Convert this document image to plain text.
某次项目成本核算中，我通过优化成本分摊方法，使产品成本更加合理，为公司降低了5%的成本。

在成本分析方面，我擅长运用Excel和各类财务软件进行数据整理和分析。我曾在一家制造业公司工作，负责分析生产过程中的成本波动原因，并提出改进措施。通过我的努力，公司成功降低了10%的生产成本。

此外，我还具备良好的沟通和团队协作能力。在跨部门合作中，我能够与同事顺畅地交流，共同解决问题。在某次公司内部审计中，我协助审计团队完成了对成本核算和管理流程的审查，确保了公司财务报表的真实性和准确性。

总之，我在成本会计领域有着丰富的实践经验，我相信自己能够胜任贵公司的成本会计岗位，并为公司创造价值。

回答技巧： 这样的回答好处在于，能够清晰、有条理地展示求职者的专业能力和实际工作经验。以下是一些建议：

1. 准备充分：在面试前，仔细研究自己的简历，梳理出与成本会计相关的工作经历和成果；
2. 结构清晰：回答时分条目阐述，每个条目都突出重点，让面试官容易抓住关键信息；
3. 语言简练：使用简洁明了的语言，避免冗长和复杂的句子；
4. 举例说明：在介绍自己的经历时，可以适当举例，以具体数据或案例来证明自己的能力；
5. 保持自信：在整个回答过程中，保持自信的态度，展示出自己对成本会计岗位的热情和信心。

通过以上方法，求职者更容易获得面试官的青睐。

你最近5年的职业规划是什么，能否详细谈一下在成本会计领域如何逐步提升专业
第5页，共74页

━━━

**Goal**
Transcribe the whole listing with nothing added or left out.

**Full solution**
Convert this document image to plain text.
某次项目成本核算中，我通过优化成本分摊方法，使产品成本更加合理，为公司降低了5%的成本。

在成本分析方面，我擅长运用Excel和各类财务软件进行数据整理和分析。我曾在一家制造业公司工作，负责分析生产过程中的成本波动原因，并提出改进措施。通过我的努力，公司成功降低了10%的生产成本。

此外，我还具备良好的沟通和团队协作能力。在跨部门合作中，我能够与同事顺畅地交流，共同解决问题。在某次公司内部审计中，我协助审计团队完成了对成本核算和管理流程的审查，确保了公司财务报表的真实性和准确性。

总之，我在成本会计领域有着丰富的实践经验，我相信自己能够胜任贵公司的成本会计岗位，并为公司创造价值。

回答技巧： 这样的回答好处在于，能够清晰、有条理地展示求职者的专业能力和实际工作经验。以下是一些建议：

1. 准备充分：在面试前，仔细研究自己的简历，梳理出与成本会计相关的工作经历和成果；
2. 结构清晰：回答时分条目阐述，每个条目都突出重点，让面试官容易抓住关键信息；
3. 语言简练：使用简洁明了的语言，避免冗长和复杂的句子；
4. 举例说明：在介绍自己的经历时，可以适当举例，以具体数据或案例来证明自己的能力；
5. 保持自信：在整个回答过程中，保持自信的态度，展示出自己对成本会计岗位的热情和信心。

通过以上方法，求职者更容易获得面试官的青睐。

你最近5年的职业规划是什么，能否详细谈一下在成本会计领域如何逐步提升专业
第5页，共74页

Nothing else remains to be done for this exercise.